"""

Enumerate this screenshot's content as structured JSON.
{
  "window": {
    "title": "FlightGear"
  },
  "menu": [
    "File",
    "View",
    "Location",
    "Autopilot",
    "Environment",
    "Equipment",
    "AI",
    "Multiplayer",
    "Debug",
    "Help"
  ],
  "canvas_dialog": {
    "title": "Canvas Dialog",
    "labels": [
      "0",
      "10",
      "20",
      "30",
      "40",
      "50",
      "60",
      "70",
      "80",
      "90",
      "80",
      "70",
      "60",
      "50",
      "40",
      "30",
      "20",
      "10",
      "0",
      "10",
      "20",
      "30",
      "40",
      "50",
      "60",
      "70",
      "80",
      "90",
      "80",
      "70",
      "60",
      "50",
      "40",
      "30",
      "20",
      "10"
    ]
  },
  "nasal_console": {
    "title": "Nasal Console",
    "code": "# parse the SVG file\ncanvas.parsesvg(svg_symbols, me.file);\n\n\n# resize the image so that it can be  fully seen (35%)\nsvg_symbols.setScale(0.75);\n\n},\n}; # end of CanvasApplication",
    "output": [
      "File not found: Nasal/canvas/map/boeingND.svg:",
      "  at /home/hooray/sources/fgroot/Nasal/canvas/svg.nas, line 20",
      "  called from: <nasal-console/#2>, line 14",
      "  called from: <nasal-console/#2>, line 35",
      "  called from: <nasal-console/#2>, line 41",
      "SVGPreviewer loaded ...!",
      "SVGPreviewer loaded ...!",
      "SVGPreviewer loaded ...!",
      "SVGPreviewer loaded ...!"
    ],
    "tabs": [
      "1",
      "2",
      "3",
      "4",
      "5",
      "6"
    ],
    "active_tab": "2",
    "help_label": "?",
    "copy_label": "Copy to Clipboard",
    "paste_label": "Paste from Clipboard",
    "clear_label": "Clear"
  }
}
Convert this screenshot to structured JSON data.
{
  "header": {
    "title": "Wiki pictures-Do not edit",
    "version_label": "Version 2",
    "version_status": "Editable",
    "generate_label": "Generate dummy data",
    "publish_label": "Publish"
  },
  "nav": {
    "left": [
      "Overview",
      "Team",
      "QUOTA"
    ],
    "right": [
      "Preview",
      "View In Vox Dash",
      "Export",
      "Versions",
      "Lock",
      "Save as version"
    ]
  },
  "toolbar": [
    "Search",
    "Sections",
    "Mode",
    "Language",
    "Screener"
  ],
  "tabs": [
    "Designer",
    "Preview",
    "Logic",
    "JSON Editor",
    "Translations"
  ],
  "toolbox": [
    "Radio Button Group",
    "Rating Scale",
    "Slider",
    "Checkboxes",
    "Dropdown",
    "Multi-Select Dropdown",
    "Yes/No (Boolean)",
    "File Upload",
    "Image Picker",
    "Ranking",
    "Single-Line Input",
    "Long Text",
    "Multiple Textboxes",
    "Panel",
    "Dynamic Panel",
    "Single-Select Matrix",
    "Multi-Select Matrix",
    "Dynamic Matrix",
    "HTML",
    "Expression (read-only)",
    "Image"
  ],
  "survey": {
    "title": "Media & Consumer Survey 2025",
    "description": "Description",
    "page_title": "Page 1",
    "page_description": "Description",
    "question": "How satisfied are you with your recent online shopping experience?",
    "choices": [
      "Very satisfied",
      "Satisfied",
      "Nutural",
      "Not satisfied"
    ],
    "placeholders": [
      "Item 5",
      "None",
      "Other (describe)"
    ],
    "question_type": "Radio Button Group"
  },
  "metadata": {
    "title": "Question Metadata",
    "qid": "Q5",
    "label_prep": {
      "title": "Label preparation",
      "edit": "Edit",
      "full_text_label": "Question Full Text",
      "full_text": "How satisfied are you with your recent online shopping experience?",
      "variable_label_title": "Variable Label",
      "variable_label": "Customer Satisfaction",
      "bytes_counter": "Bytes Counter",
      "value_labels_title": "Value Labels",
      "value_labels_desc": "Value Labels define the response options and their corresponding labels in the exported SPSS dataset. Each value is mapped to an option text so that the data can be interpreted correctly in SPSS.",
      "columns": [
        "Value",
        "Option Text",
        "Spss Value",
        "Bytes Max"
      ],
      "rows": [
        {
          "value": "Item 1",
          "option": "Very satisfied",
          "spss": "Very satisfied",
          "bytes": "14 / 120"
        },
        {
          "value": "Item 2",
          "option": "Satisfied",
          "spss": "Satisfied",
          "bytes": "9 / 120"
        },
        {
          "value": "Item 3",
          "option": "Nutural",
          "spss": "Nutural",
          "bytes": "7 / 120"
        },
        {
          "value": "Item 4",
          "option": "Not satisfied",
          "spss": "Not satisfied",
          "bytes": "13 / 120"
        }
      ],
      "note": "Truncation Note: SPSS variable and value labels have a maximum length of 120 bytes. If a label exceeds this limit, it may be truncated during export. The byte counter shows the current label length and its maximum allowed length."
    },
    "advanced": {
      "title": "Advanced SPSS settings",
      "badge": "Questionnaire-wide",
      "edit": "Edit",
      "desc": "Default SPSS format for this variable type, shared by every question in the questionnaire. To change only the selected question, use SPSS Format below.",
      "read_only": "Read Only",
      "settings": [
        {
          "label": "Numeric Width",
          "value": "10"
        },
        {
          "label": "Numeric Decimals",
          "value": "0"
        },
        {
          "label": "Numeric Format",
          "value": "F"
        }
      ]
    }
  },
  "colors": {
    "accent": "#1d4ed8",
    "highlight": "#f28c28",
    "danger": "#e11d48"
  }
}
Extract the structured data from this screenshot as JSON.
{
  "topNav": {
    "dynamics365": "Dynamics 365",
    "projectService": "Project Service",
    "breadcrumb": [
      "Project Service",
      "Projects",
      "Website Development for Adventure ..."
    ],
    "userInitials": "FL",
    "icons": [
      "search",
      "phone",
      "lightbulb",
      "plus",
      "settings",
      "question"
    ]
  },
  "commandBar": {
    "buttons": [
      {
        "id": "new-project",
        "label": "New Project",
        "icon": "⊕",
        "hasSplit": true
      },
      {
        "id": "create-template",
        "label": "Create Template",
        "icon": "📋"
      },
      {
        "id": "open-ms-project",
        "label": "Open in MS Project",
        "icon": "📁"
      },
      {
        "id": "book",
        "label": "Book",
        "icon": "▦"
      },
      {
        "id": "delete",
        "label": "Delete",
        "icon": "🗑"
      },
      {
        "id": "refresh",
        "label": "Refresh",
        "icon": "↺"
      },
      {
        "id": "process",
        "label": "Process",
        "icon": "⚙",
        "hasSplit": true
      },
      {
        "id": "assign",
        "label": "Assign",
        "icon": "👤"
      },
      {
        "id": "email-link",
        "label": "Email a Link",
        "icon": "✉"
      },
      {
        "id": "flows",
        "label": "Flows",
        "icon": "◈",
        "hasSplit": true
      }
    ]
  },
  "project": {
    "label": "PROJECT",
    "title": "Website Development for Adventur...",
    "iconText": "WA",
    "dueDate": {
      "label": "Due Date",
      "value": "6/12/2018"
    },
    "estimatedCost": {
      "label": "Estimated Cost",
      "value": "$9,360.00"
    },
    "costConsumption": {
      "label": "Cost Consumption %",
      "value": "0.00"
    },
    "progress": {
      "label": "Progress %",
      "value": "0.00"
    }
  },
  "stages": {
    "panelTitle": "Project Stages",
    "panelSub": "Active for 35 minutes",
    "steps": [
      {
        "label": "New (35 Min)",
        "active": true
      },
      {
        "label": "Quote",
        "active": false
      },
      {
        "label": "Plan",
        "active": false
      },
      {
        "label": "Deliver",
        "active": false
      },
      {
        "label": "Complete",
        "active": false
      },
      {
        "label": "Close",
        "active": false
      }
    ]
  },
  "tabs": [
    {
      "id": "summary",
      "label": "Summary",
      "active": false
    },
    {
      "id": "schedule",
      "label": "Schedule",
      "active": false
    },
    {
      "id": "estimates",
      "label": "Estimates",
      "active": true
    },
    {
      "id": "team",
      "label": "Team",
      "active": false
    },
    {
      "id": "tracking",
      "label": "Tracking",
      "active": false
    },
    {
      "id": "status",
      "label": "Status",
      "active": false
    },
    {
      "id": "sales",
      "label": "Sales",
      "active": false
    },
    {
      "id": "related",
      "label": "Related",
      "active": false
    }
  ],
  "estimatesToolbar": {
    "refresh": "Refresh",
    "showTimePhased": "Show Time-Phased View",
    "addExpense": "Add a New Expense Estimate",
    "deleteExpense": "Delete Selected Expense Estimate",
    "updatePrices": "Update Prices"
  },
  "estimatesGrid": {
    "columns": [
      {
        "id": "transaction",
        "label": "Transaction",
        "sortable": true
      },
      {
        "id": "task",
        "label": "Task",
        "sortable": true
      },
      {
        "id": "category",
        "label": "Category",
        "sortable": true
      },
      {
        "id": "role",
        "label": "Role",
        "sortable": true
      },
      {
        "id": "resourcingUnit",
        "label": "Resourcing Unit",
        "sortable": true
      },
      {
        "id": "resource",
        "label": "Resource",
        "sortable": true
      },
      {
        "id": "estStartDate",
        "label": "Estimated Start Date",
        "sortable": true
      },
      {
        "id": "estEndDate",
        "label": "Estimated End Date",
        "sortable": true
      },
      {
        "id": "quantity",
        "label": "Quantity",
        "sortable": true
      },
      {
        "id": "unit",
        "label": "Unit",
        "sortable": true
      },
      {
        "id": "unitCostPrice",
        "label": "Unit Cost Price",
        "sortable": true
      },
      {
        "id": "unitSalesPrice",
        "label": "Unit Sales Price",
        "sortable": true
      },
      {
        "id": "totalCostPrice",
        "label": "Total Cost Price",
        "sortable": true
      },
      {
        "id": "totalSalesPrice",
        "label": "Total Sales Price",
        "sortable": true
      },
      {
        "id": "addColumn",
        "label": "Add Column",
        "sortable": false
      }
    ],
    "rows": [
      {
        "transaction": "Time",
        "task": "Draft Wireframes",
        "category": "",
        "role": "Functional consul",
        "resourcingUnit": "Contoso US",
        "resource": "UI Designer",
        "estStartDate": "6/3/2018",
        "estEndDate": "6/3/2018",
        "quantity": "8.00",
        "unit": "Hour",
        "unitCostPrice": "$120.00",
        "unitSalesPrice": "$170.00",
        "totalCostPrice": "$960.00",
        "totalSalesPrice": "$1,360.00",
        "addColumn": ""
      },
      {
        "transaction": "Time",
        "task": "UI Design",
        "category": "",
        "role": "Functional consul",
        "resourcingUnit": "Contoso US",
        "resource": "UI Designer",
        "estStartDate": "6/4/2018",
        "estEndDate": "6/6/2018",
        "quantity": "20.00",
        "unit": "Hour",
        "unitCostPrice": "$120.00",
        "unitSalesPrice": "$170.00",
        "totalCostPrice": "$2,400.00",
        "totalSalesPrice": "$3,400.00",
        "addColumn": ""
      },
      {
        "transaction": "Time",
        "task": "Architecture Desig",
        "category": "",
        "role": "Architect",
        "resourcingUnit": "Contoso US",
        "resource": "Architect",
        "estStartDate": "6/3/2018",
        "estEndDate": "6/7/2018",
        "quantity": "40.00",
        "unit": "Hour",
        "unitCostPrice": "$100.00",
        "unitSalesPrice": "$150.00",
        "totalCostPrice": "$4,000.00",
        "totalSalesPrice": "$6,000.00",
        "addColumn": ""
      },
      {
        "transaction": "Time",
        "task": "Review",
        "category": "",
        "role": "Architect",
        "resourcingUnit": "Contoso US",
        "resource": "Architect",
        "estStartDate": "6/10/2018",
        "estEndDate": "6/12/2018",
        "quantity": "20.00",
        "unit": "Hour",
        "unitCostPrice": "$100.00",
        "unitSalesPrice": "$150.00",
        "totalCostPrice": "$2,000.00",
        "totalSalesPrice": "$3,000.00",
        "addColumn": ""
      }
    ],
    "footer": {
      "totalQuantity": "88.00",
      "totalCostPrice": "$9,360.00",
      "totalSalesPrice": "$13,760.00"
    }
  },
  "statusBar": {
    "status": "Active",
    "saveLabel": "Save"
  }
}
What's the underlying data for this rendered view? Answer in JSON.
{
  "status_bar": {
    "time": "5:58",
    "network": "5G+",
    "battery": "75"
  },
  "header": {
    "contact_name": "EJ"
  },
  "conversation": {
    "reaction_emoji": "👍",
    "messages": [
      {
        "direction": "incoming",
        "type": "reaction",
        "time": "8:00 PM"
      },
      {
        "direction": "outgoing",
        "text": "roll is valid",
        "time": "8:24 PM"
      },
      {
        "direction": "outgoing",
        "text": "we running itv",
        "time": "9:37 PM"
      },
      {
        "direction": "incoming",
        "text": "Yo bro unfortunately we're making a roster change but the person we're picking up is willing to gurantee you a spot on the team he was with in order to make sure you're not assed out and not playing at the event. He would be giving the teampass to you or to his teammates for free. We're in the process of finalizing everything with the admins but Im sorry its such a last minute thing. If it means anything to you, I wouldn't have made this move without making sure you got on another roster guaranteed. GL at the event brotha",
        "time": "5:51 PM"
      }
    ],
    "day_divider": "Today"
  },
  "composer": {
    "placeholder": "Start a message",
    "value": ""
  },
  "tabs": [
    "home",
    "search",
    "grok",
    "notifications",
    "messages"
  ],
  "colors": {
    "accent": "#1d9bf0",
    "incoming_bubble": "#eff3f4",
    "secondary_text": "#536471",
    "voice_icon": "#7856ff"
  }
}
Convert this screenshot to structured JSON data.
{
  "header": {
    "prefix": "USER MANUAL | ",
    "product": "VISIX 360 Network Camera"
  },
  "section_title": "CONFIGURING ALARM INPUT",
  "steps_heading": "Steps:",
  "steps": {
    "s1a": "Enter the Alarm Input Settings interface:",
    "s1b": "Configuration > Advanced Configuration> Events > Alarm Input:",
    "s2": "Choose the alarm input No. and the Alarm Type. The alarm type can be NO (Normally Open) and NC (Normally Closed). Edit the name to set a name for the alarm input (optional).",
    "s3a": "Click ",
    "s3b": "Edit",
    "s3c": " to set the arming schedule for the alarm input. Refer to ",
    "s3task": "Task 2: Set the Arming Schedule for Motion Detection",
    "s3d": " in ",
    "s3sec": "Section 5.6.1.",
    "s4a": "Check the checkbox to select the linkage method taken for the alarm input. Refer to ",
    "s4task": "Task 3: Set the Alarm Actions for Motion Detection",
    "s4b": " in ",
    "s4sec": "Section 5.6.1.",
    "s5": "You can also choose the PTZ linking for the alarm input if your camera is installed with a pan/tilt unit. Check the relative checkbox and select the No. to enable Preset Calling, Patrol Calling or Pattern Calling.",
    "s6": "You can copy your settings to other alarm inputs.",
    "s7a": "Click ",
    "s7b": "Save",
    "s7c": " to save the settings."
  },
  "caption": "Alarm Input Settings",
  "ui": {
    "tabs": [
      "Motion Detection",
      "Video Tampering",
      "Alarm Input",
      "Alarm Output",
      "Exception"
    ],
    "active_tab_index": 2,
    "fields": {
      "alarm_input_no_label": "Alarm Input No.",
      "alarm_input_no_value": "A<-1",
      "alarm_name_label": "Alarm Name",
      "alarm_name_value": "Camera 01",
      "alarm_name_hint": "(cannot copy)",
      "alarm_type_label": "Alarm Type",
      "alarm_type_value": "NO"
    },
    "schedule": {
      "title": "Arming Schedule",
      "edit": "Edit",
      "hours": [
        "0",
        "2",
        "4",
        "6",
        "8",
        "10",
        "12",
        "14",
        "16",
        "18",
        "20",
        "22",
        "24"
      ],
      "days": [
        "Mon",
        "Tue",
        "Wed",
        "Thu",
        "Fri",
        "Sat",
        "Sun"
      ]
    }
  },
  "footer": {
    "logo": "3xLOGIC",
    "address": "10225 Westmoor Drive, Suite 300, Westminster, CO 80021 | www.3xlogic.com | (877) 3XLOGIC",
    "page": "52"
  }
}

"""

State the count of lines that contain the string "screenshot". Nothing else is needed.

* [Problem solution]:
4